• [WHAT YOU SHOULD DO]
Copy out every one of the lines below word for word, omitting the pictures.

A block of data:
----
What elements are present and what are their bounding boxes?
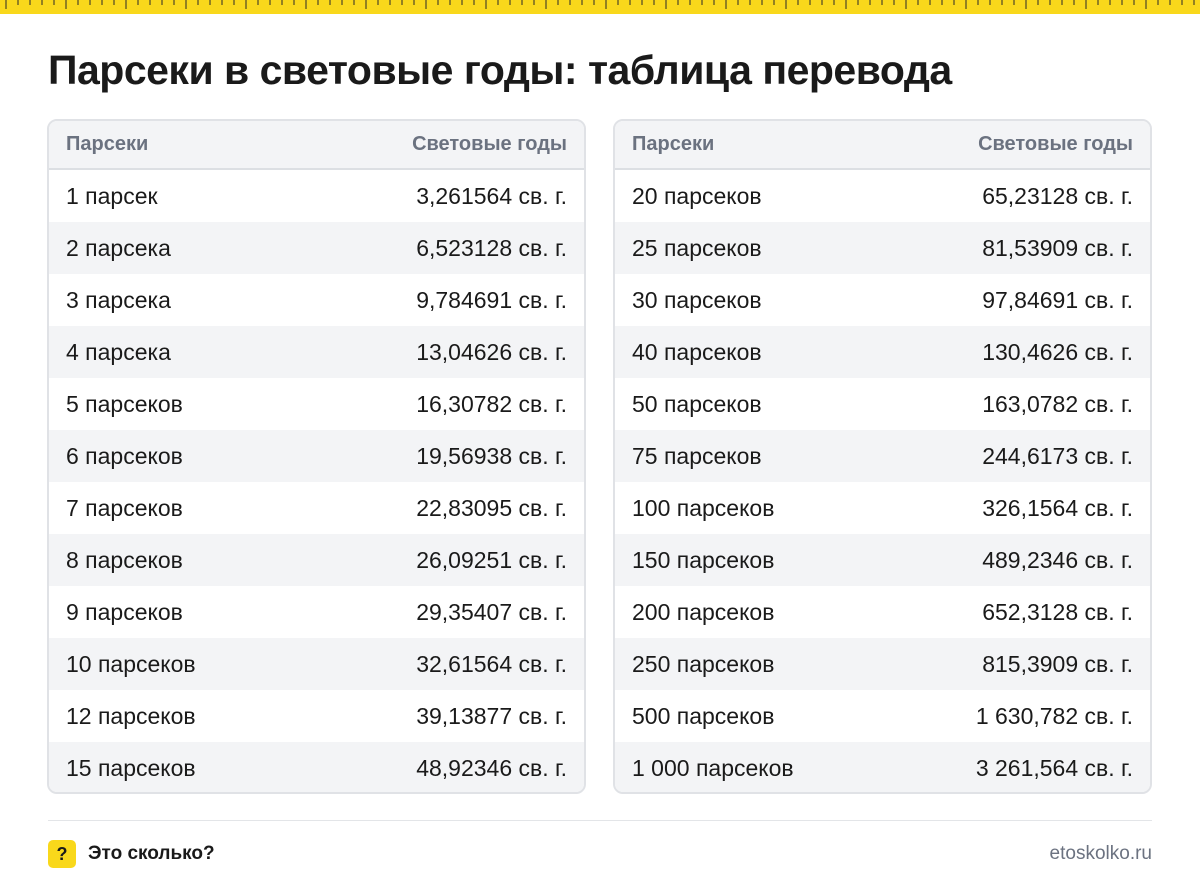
table-row: 6 парсеков 19,56938 св. г. [49, 430, 584, 482]
cell-light-years: 1 630,782 св. г. [975, 702, 1133, 729]
table-row: 25 парсеков 81,53909 св. г. [615, 222, 1150, 274]
cell-parsecs: 10 парсеков [66, 650, 196, 677]
cell-light-years: 652,3128 св. г. [982, 598, 1133, 625]
ruler-strip [0, 0, 1200, 14]
cell-parsecs: 200 парсеков [632, 598, 775, 625]
table-row: 3 парсека 9,784691 св. г. [49, 274, 584, 326]
brand-name: Это сколько? [88, 843, 215, 864]
footer-divider [48, 820, 1152, 821]
table-row: 5 парсеков 16,30782 св. г. [49, 378, 584, 430]
cell-light-years: 81,53909 св. г. [982, 234, 1133, 261]
header-parsecs: Парсеки [632, 133, 715, 155]
cell-parsecs: 1 000 парсеков [632, 754, 794, 781]
conversion-table-left: Парсеки Световые годы 1 парсек 3,261564 с… [47, 119, 586, 794]
cell-parsecs: 2 парсека [66, 234, 171, 261]
table-row: 9 парсеков 29,35407 св. г. [49, 586, 584, 638]
cell-parsecs: 50 парсеков [632, 390, 762, 417]
table-row: 100 парсеков 326,1564 св. г. [615, 482, 1150, 534]
cell-parsecs: 150 парсеков [632, 546, 775, 573]
table-row: 8 парсеков 26,09251 св. г. [49, 534, 584, 586]
cell-parsecs: 500 парсеков [632, 702, 775, 729]
cell-light-years: 19,56938 св. г. [416, 442, 567, 469]
cell-light-years: 32,61564 св. г. [416, 650, 567, 677]
table-row: 200 парсеков 652,3128 св. г. [615, 586, 1150, 638]
cell-light-years: 815,3909 св. г. [982, 650, 1133, 677]
table-row: 50 парсеков 163,0782 св. г. [615, 378, 1150, 430]
cell-parsecs: 5 парсеков [66, 390, 183, 417]
table-row: 30 парсеков 97,84691 св. г. [615, 274, 1150, 326]
cell-parsecs: 6 парсеков [66, 442, 183, 469]
cell-light-years: 22,83095 св. г. [416, 494, 567, 521]
table-row: 15 парсеков 48,92346 св. г. [49, 742, 584, 792]
cell-light-years: 3,261564 св. г. [416, 182, 567, 209]
table-row: 4 парсека 13,04626 св. г. [49, 326, 584, 378]
header-light-years: Световые годы [978, 133, 1133, 155]
cell-parsecs: 8 парсеков [66, 546, 183, 573]
cell-parsecs: 30 парсеков [632, 286, 762, 313]
cell-light-years: 48,92346 св. г. [416, 754, 567, 781]
header-light-years: Световые годы [412, 133, 567, 155]
cell-parsecs: 75 парсеков [632, 442, 762, 469]
table-row: 40 парсеков 130,4626 св. г. [615, 326, 1150, 378]
cell-light-years: 130,4626 св. г. [982, 338, 1133, 365]
table-row: 20 парсеков 65,23128 св. г. [615, 170, 1150, 222]
table-row: 12 парсеков 39,13877 св. г. [49, 690, 584, 742]
cell-parsecs: 4 парсека [66, 338, 171, 365]
table-row: 2 парсека 6,523128 св. г. [49, 222, 584, 274]
cell-parsecs: 3 парсека [66, 286, 171, 313]
cell-parsecs: 9 парсеков [66, 598, 183, 625]
cell-light-years: 65,23128 св. г. [982, 182, 1133, 209]
table-row: 250 парсеков 815,3909 св. г. [615, 638, 1150, 690]
cell-parsecs: 15 парсеков [66, 754, 196, 781]
cell-light-years: 29,35407 св. г. [416, 598, 567, 625]
cell-light-years: 16,30782 св. г. [416, 390, 567, 417]
cell-light-years: 13,04626 св. г. [416, 338, 567, 365]
page-title: Парсеки в световые годы: таблица перевод… [48, 47, 952, 93]
cell-parsecs: 250 парсеков [632, 650, 775, 677]
cell-light-years: 97,84691 св. г. [982, 286, 1133, 313]
cell-parsecs: 1 парсек [66, 182, 158, 209]
table-row: 1 000 парсеков 3 261,564 св. г. [615, 742, 1150, 792]
table-row: 10 парсеков 32,61564 св. г. [49, 638, 584, 690]
table-header: Парсеки Световые годы [49, 121, 584, 170]
table-body: 20 парсеков 65,23128 св. г. 25 парсеков 81… [615, 170, 1150, 792]
cell-parsecs: 20 парсеков [632, 182, 762, 209]
ruler-ticks [5, 0, 1195, 9]
cell-light-years: 244,6173 св. г. [982, 442, 1133, 469]
cell-light-years: 6,523128 св. г. [416, 234, 567, 261]
table-header: Парсеки Световые годы [615, 121, 1150, 170]
cell-light-years: 326,1564 св. г. [982, 494, 1133, 521]
cell-parsecs: 100 парсеков [632, 494, 775, 521]
table-row: 75 парсеков 244,6173 св. г. [615, 430, 1150, 482]
cell-parsecs: 7 парсеков [66, 494, 183, 521]
table-row: 150 парсеков 489,2346 св. г. [615, 534, 1150, 586]
cell-light-years: 26,09251 св. г. [416, 546, 567, 573]
cell-light-years: 9,784691 св. г. [416, 286, 567, 313]
cell-light-years: 39,13877 св. г. [416, 702, 567, 729]
conversion-table-right: Парсеки Световые годы 20 парсеков 65,2312… [613, 119, 1152, 794]
header-parsecs: Парсеки [66, 133, 149, 155]
site-link[interactable]: etoskolko.ru [1049, 843, 1152, 864]
table-body: 1 парсек 3,261564 св. г. 2 парсека 6,52312… [49, 170, 584, 792]
table-row: 7 парсеков 22,83095 св. г. [49, 482, 584, 534]
cell-parsecs: 25 парсеков [632, 234, 762, 261]
brand-logo[interactable]: ? Это сколько? [48, 840, 215, 868]
table-row: 1 парсек 3,261564 св. г. [49, 170, 584, 222]
cell-light-years: 163,0782 св. г. [982, 390, 1133, 417]
question-mark-icon: ? [48, 840, 76, 868]
cell-parsecs: 40 парсеков [632, 338, 762, 365]
table-row: 500 парсеков 1 630,782 св. г. [615, 690, 1150, 742]
cell-parsecs: 12 парсеков [66, 702, 196, 729]
cell-light-years: 3 261,564 св. г. [975, 754, 1133, 781]
cell-light-years: 489,2346 св. г. [982, 546, 1133, 573]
----
• [REPLY TO THE TASK]
What elements are present and what are their bounding boxes?
table-row: 6 парсеков 19,56938 св. г. [49, 430, 584, 482]
cell-light-years: 1 630,782 св. г. [975, 702, 1133, 729]
table-row: 25 парсеков 81,53909 св. г. [615, 222, 1150, 274]
cell-parsecs: 10 парсеков [66, 650, 196, 677]
cell-light-years: 652,3128 св. г. [982, 598, 1133, 625]
ruler-strip [0, 0, 1200, 14]
cell-parsecs: 200 парсеков [632, 598, 775, 625]
table-row: 3 парсека 9,784691 св. г. [49, 274, 584, 326]
brand-name: Это сколько? [88, 843, 215, 864]
footer-divider [48, 820, 1152, 821]
table-row: 5 парсеков 16,30782 св. г. [49, 378, 584, 430]
cell-light-years: 81,53909 св. г. [982, 234, 1133, 261]
header-parsecs: Парсеки [632, 133, 715, 155]
cell-parsecs: 1 000 парсеков [632, 754, 794, 781]
conversion-table-left: Парсеки Световые годы 1 парсек 3,261564 с… [47, 119, 586, 794]
cell-parsecs: 2 парсека [66, 234, 171, 261]
table-row: 9 парсеков 29,35407 св. г. [49, 586, 584, 638]
cell-parsecs: 50 парсеков [632, 390, 762, 417]
table-row: 100 парсеков 326,1564 св. г. [615, 482, 1150, 534]
cell-parsecs: 150 парсеков [632, 546, 775, 573]
table-row: 8 парсеков 26,09251 св. г. [49, 534, 584, 586]
cell-parsecs: 500 парсеков [632, 702, 775, 729]
cell-light-years: 19,56938 св. г. [416, 442, 567, 469]
cell-light-years: 32,61564 св. г. [416, 650, 567, 677]
table-row: 200 парсеков 652,3128 св. г. [615, 586, 1150, 638]
cell-light-years: 815,3909 св. г. [982, 650, 1133, 677]
table-row: 50 парсеков 163,0782 св. г. [615, 378, 1150, 430]
cell-parsecs: 5 парсеков [66, 390, 183, 417]
table-row: 30 парсеков 97,84691 св. г. [615, 274, 1150, 326]
cell-parsecs: 6 парсеков [66, 442, 183, 469]
cell-light-years: 22,83095 св. г. [416, 494, 567, 521]
table-row: 15 парсеков 48,92346 св. г. [49, 742, 584, 792]
cell-light-years: 3,261564 св. г. [416, 182, 567, 209]
table-row: 4 парсека 13,04626 св. г. [49, 326, 584, 378]
header-light-years: Световые годы [978, 133, 1133, 155]
cell-parsecs: 8 парсеков [66, 546, 183, 573]
cell-parsecs: 30 парсеков [632, 286, 762, 313]
cell-light-years: 48,92346 св. г. [416, 754, 567, 781]
header-light-years: Световые годы [412, 133, 567, 155]
cell-parsecs: 75 парсеков [632, 442, 762, 469]
table-row: 40 парсеков 130,4626 св. г. [615, 326, 1150, 378]
cell-light-years: 130,4626 св. г. [982, 338, 1133, 365]
table-row: 20 парсеков 65,23128 св. г. [615, 170, 1150, 222]
table-row: 12 парсеков 39,13877 св. г. [49, 690, 584, 742]
cell-parsecs: 4 парсека [66, 338, 171, 365]
table-row: 2 парсека 6,523128 св. г. [49, 222, 584, 274]
cell-parsecs: 3 парсека [66, 286, 171, 313]
cell-parsecs: 9 парсеков [66, 598, 183, 625]
cell-light-years: 65,23128 св. г. [982, 182, 1133, 209]
table-row: 250 парсеков 815,3909 св. г. [615, 638, 1150, 690]
cell-parsecs: 15 парсеков [66, 754, 196, 781]
cell-light-years: 29,35407 св. г. [416, 598, 567, 625]
cell-light-years: 16,30782 св. г. [416, 390, 567, 417]
cell-light-years: 13,04626 св. г. [416, 338, 567, 365]
page-title: Парсеки в световые годы: таблица перевод… [48, 47, 952, 93]
cell-parsecs: 250 парсеков [632, 650, 775, 677]
cell-light-years: 97,84691 св. г. [982, 286, 1133, 313]
cell-parsecs: 1 парсек [66, 182, 158, 209]
table-row: 1 000 парсеков 3 261,564 св. г. [615, 742, 1150, 792]
table-row: 10 парсеков 32,61564 св. г. [49, 638, 584, 690]
table-header: Парсеки Световые годы [49, 121, 584, 170]
table-body: 20 парсеков 65,23128 св. г. 25 парсеков 81… [615, 170, 1150, 792]
cell-parsecs: 20 парсеков [632, 182, 762, 209]
ruler-ticks [5, 0, 1195, 9]
cell-light-years: 244,6173 св. г. [982, 442, 1133, 469]
cell-light-years: 6,523128 св. г. [416, 234, 567, 261]
table-header: Парсеки Световые годы [615, 121, 1150, 170]
cell-light-years: 326,1564 св. г. [982, 494, 1133, 521]
cell-parsecs: 100 парсеков [632, 494, 775, 521]
table-row: 75 парсеков 244,6173 св. г. [615, 430, 1150, 482]
cell-parsecs: 7 парсеков [66, 494, 183, 521]
table-row: 150 парсеков 489,2346 св. г. [615, 534, 1150, 586]
cell-light-years: 26,09251 св. г. [416, 546, 567, 573]
cell-light-years: 9,784691 св. г. [416, 286, 567, 313]
cell-light-years: 39,13877 св. г. [416, 702, 567, 729]
conversion-table-right: Парсеки Световые годы 20 парсеков 65,2312… [613, 119, 1152, 794]
header-parsecs: Парсеки [66, 133, 149, 155]
site-link[interactable]: etoskolko.ru [1049, 843, 1152, 864]
table-body: 1 парсек 3,261564 св. г. 2 парсека 6,52312… [49, 170, 584, 792]
table-row: 7 парсеков 22,83095 св. г. [49, 482, 584, 534]
cell-parsecs: 25 парсеков [632, 234, 762, 261]
brand-logo[interactable]: ? Это сколько? [48, 840, 215, 868]
table-row: 1 парсек 3,261564 св. г. [49, 170, 584, 222]
cell-light-years: 163,0782 св. г. [982, 390, 1133, 417]
question-mark-icon: ? [48, 840, 76, 868]
cell-parsecs: 40 парсеков [632, 338, 762, 365]
table-row: 500 парсеков 1 630,782 св. г. [615, 690, 1150, 742]
cell-parsecs: 12 парсеков [66, 702, 196, 729]
cell-light-years: 3 261,564 св. г. [975, 754, 1133, 781]
cell-light-years: 489,2346 св. г. [982, 546, 1133, 573]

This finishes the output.